■ What the task asks ■
Search the records for the string "several" and report how many lines contain it, with nothing else.

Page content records
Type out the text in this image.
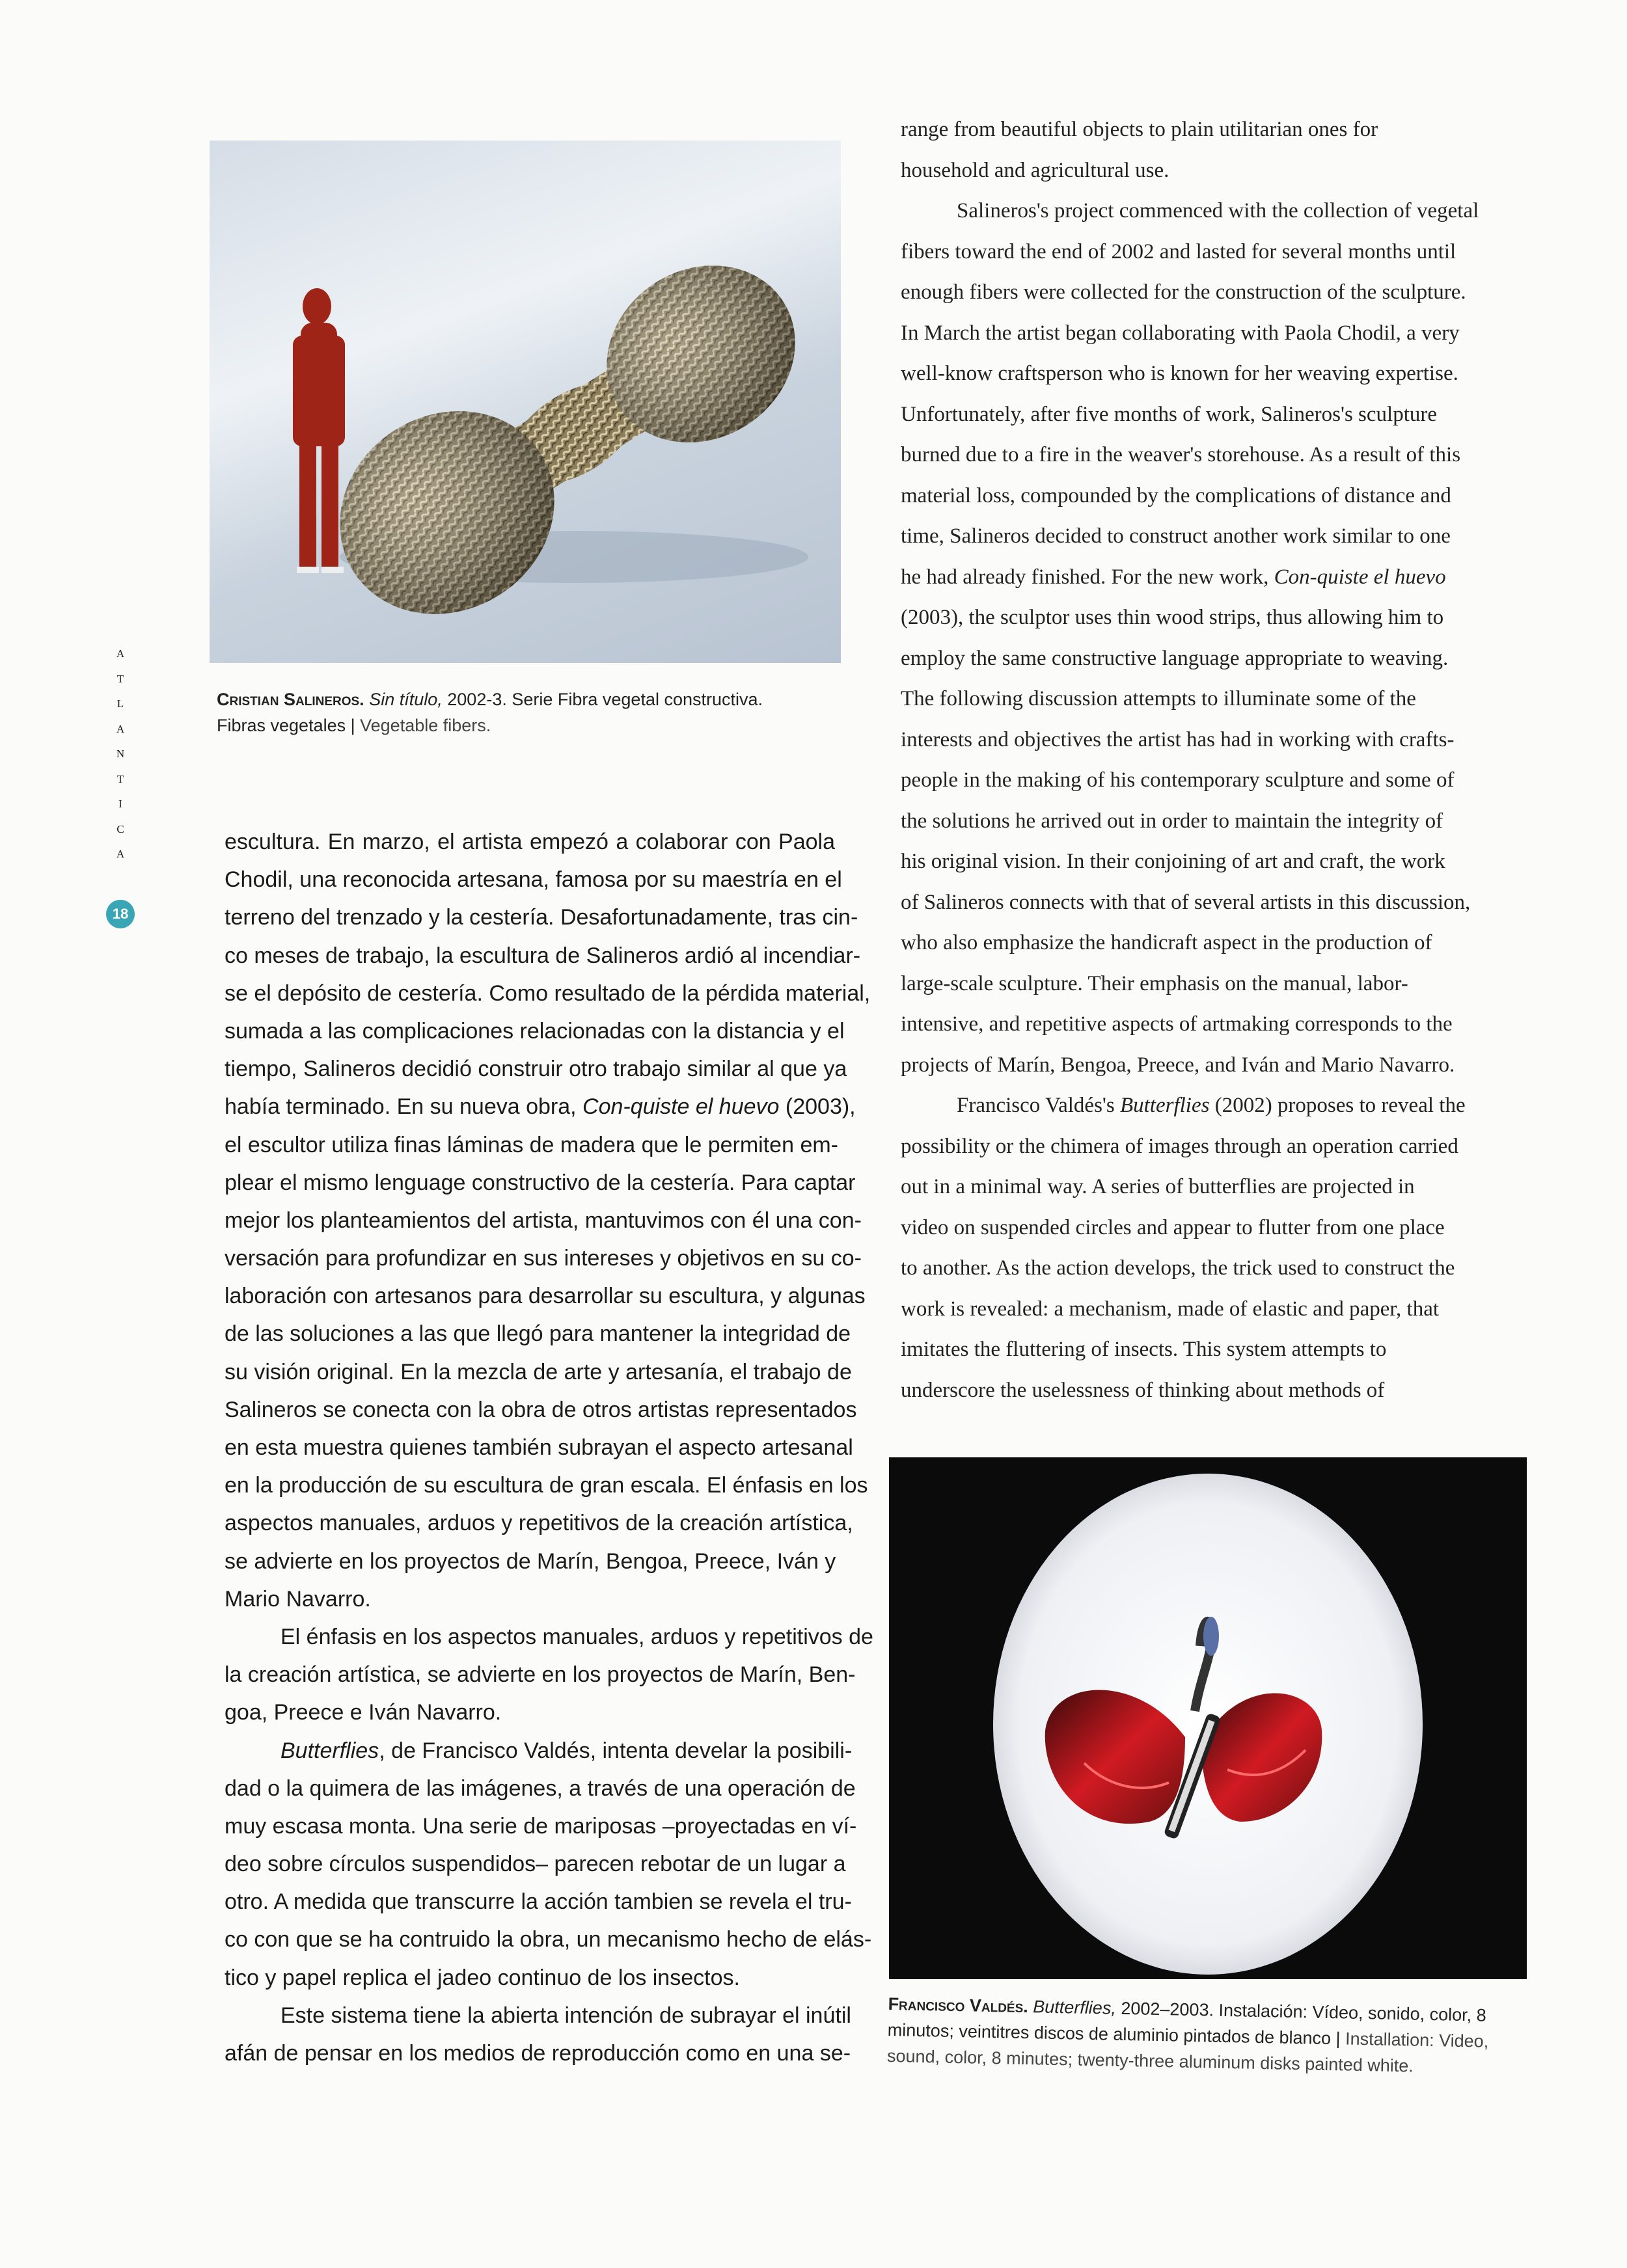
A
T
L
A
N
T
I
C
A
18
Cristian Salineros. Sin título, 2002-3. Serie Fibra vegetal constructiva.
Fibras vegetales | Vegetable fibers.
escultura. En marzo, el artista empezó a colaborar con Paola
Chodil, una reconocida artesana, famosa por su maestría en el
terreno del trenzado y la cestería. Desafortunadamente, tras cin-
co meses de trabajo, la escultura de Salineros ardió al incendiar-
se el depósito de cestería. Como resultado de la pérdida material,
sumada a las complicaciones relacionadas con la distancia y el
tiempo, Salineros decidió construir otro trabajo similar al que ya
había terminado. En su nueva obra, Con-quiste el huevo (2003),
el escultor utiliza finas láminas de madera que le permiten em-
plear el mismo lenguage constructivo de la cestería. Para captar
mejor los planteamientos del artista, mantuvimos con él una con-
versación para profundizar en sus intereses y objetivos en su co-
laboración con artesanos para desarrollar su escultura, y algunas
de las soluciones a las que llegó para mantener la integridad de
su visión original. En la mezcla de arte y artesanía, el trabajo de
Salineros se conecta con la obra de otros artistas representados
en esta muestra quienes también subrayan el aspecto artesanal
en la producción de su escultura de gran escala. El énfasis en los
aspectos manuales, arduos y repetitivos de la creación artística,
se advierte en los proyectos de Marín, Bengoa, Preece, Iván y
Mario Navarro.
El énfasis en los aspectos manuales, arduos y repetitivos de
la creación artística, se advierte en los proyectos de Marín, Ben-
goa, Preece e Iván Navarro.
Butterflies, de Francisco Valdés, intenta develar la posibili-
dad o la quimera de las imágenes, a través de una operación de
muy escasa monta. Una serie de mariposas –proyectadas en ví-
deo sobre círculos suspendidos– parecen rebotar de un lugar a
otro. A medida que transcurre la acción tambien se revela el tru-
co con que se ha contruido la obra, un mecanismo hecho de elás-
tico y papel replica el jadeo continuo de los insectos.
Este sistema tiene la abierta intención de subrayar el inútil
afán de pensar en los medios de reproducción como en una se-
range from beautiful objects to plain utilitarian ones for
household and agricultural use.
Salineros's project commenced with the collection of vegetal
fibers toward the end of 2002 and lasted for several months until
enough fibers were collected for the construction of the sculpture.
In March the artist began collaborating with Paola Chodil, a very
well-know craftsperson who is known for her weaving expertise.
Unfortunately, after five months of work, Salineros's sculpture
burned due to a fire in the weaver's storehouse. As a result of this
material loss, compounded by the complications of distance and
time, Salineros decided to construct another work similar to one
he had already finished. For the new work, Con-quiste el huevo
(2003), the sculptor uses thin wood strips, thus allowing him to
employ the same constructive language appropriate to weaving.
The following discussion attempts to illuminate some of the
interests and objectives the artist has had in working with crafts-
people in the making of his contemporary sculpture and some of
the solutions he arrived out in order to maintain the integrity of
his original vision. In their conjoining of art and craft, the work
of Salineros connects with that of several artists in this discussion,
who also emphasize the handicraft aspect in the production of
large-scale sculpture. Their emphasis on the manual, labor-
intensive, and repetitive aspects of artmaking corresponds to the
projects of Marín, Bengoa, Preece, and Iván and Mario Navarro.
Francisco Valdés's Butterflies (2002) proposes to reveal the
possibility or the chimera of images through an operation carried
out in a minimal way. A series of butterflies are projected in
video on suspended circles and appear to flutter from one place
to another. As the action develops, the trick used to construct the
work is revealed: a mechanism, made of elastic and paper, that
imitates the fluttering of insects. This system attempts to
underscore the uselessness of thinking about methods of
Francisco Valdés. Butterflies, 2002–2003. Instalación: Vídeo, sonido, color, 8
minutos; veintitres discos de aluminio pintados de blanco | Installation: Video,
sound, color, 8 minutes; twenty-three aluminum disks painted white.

■ Answer to this problem ■
2